Set task: Each line that holds the word "open" counts once; give the total number of such lines and nothing else.

Recorded information:
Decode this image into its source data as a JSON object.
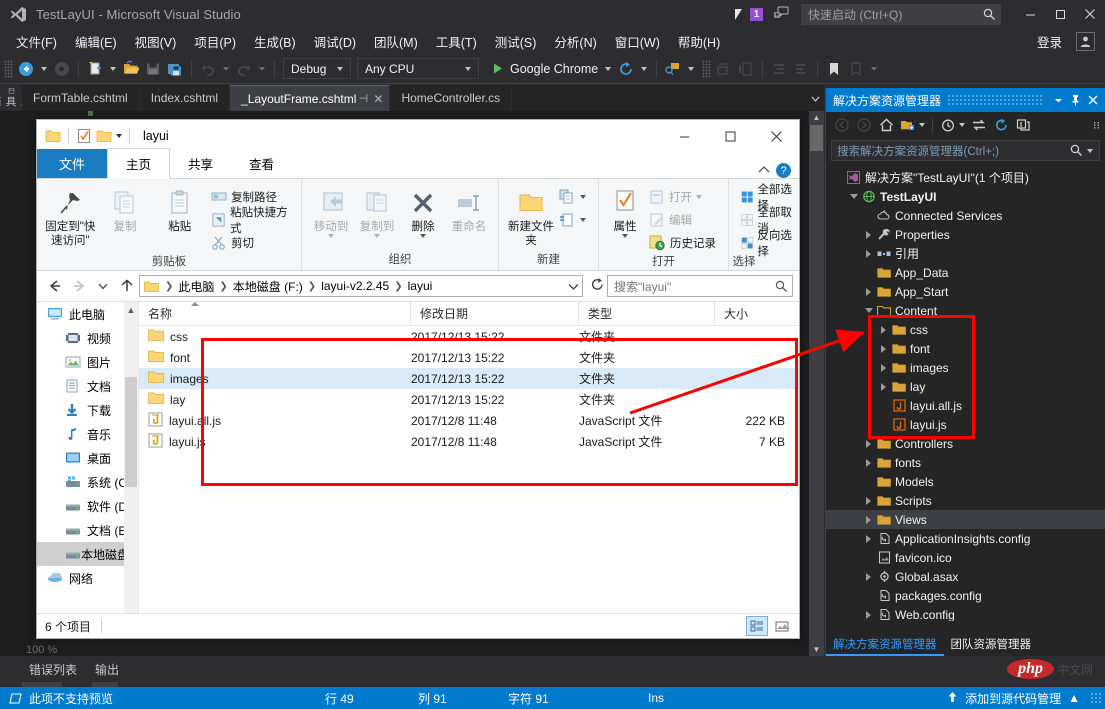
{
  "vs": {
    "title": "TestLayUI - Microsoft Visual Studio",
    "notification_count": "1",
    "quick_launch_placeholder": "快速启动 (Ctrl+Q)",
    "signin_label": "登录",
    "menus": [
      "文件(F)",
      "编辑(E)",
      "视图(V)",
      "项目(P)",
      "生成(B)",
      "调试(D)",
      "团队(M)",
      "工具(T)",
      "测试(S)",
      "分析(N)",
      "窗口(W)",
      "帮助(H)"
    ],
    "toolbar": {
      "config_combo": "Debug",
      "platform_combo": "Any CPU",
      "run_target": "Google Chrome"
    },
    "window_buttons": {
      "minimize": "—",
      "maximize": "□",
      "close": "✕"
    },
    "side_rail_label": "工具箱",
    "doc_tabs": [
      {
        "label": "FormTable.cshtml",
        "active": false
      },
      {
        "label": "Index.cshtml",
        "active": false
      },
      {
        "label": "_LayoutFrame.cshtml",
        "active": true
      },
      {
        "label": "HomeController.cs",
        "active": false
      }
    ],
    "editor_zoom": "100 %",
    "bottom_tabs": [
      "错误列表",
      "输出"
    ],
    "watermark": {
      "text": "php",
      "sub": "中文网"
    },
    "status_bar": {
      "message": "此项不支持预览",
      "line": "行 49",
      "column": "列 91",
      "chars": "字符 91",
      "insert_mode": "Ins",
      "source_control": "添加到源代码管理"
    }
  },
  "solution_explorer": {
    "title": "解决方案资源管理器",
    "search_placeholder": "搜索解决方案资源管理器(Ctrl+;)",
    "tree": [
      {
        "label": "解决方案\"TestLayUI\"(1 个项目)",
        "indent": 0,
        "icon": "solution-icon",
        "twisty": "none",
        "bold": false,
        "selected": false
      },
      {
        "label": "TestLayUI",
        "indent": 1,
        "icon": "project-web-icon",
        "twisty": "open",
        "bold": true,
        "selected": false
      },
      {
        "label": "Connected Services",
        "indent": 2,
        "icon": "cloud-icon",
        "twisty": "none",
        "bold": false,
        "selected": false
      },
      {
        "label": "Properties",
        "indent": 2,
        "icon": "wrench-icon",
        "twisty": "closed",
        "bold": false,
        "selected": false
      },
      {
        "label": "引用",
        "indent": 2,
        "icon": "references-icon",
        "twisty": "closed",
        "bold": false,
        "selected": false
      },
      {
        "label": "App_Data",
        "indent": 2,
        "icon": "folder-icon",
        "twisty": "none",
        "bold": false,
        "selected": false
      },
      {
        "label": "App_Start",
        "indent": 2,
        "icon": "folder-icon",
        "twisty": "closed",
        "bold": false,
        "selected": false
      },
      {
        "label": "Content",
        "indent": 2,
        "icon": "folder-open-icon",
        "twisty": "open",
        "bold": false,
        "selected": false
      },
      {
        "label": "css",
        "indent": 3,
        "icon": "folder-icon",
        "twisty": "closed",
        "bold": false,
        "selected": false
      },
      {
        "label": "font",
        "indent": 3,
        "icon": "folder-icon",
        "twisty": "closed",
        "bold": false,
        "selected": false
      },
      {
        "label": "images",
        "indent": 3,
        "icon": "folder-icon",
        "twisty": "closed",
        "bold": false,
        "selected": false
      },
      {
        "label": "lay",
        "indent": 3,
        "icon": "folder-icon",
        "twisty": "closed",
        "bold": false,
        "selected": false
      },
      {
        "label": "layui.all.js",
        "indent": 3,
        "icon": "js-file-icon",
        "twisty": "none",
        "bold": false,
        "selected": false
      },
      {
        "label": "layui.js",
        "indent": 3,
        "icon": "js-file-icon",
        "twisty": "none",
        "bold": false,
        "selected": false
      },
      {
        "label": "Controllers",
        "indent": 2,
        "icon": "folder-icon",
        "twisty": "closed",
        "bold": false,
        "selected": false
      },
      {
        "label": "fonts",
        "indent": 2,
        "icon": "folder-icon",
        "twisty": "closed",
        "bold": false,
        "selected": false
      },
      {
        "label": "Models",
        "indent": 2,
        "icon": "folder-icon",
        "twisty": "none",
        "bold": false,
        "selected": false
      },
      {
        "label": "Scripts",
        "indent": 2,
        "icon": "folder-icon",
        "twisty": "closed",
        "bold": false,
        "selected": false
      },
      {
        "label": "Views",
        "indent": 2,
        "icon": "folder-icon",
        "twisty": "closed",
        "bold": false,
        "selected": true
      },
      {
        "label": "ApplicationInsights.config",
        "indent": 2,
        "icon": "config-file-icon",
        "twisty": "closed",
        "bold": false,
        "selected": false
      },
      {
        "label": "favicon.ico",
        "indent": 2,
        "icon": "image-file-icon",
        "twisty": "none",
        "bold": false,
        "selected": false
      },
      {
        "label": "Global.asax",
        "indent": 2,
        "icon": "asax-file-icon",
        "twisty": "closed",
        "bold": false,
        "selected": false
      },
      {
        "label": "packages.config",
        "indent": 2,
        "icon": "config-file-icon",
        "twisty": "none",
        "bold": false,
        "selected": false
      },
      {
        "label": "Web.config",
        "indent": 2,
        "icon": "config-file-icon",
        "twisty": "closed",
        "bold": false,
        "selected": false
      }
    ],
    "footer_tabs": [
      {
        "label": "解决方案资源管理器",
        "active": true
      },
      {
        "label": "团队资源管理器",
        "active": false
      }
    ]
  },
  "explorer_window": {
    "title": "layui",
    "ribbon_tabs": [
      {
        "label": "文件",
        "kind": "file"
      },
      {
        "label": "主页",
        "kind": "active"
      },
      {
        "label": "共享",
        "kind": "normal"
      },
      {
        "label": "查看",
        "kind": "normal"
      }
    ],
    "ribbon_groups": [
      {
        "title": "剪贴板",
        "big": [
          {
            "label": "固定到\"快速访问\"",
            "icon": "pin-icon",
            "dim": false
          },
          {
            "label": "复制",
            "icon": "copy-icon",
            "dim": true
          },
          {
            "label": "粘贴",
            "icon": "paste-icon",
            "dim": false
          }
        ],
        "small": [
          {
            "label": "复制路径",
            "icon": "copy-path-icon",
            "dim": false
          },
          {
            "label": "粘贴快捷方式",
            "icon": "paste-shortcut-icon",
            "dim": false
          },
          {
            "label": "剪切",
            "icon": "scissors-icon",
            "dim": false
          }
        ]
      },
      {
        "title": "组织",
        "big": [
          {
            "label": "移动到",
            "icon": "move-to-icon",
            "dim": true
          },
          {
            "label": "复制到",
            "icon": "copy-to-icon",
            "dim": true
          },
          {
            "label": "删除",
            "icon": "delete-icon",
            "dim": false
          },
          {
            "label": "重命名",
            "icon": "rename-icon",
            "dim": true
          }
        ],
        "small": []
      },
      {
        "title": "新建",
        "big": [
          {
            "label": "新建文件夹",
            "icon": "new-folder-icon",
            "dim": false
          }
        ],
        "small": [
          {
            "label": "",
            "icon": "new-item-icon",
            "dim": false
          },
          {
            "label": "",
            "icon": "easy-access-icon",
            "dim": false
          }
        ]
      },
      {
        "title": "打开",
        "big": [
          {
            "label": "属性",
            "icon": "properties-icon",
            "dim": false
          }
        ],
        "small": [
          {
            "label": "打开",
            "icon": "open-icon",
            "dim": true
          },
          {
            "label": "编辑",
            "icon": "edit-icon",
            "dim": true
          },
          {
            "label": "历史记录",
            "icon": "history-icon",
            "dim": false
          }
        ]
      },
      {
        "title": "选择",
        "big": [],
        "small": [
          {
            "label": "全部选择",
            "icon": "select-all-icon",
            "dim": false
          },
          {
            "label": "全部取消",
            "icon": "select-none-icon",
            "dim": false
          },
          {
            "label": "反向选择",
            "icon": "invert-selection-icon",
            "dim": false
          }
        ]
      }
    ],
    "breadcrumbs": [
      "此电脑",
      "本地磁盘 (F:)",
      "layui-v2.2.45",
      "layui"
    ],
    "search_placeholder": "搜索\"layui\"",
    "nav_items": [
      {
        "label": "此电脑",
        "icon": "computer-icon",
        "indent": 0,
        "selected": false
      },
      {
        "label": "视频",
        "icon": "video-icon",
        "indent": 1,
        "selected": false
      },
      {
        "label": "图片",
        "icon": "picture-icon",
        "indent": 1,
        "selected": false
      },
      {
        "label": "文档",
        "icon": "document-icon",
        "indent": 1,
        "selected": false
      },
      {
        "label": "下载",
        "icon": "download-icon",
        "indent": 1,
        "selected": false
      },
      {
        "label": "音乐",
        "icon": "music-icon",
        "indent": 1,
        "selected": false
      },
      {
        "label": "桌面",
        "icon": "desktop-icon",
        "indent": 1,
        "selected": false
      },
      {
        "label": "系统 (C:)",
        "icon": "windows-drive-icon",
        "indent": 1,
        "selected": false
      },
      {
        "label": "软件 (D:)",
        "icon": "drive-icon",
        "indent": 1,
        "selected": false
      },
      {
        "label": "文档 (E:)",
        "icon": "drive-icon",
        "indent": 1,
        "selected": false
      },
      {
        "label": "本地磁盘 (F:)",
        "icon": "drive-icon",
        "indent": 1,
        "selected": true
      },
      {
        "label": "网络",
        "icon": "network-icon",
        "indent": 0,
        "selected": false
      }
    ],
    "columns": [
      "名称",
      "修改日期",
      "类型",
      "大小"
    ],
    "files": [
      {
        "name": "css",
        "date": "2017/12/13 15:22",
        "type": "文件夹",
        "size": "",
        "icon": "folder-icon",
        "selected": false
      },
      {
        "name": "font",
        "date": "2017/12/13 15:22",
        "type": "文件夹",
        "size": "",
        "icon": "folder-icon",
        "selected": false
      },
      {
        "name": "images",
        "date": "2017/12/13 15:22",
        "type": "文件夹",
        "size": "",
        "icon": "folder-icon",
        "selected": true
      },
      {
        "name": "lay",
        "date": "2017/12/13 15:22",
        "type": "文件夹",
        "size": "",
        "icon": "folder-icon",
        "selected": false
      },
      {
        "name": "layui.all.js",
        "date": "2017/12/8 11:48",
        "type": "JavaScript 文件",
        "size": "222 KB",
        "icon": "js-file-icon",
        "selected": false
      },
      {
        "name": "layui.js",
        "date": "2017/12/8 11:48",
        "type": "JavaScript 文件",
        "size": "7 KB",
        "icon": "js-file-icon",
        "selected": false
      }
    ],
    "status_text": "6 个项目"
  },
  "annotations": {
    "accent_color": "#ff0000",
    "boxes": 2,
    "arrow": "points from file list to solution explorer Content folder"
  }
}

Exercise result: 4